● **Task instructions**: Without the pictures, give the entries below again exactly as written.

━━ Given data ━━

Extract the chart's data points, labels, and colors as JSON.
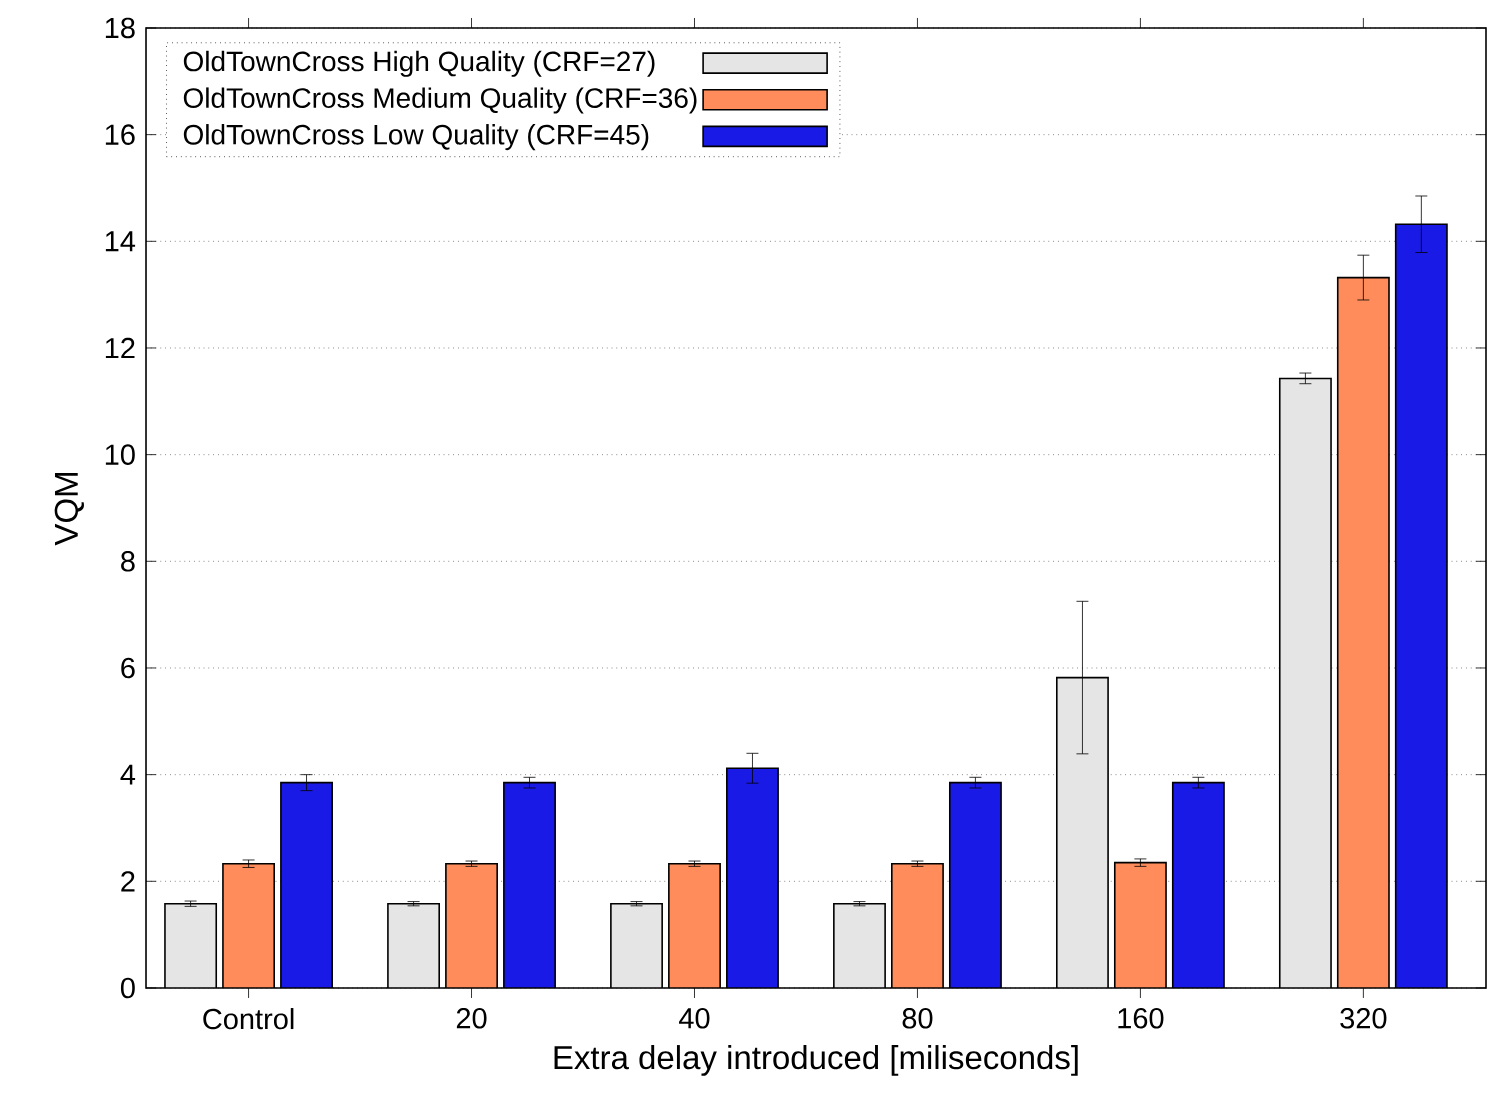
{
  "chart_data": {
    "type": "bar",
    "xlabel": "Extra delay introduced [miliseconds]",
    "ylabel": "VQM",
    "categories": [
      "Control",
      "20",
      "40",
      "80",
      "160",
      "320"
    ],
    "series": [
      {
        "name": "OldTownCross High Quality (CRF=27)",
        "color": "#e5e5e5",
        "values": [
          1.58,
          1.58,
          1.58,
          1.58,
          5.82,
          11.43
        ],
        "errors": [
          0.05,
          0.04,
          0.04,
          0.04,
          1.43,
          0.1
        ]
      },
      {
        "name": "OldTownCross Medium Quality (CRF=36)",
        "color": "#ff8c5a",
        "values": [
          2.33,
          2.33,
          2.33,
          2.33,
          2.35,
          13.32
        ],
        "errors": [
          0.07,
          0.05,
          0.05,
          0.05,
          0.07,
          0.42
        ]
      },
      {
        "name": "OldTownCross Low Quality (CRF=45)",
        "color": "#1a1ae6",
        "values": [
          3.85,
          3.85,
          4.12,
          3.85,
          3.85,
          14.32
        ],
        "errors": [
          0.15,
          0.1,
          0.28,
          0.1,
          0.1,
          0.53
        ]
      }
    ],
    "ylim": [
      0,
      18
    ],
    "yticks": [
      0,
      2,
      4,
      6,
      8,
      10,
      12,
      14,
      16,
      18
    ],
    "grid": "y",
    "legend": "top left"
  }
}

━━━

● **Result below**:
Extract the chart's data points, labels, and colors as JSON.
{
  "chart_data": {
    "type": "bar",
    "xlabel": "Extra delay introduced [miliseconds]",
    "ylabel": "VQM",
    "categories": [
      "Control",
      "20",
      "40",
      "80",
      "160",
      "320"
    ],
    "series": [
      {
        "name": "OldTownCross High Quality (CRF=27)",
        "color": "#e5e5e5",
        "values": [
          1.58,
          1.58,
          1.58,
          1.58,
          5.82,
          11.43
        ],
        "errors": [
          0.05,
          0.04,
          0.04,
          0.04,
          1.43,
          0.1
        ]
      },
      {
        "name": "OldTownCross Medium Quality (CRF=36)",
        "color": "#ff8c5a",
        "values": [
          2.33,
          2.33,
          2.33,
          2.33,
          2.35,
          13.32
        ],
        "errors": [
          0.07,
          0.05,
          0.05,
          0.05,
          0.07,
          0.42
        ]
      },
      {
        "name": "OldTownCross Low Quality (CRF=45)",
        "color": "#1a1ae6",
        "values": [
          3.85,
          3.85,
          4.12,
          3.85,
          3.85,
          14.32
        ],
        "errors": [
          0.15,
          0.1,
          0.28,
          0.1,
          0.1,
          0.53
        ]
      }
    ],
    "ylim": [
      0,
      18
    ],
    "yticks": [
      0,
      2,
      4,
      6,
      8,
      10,
      12,
      14,
      16,
      18
    ],
    "grid": "y",
    "legend": "top left"
  }
}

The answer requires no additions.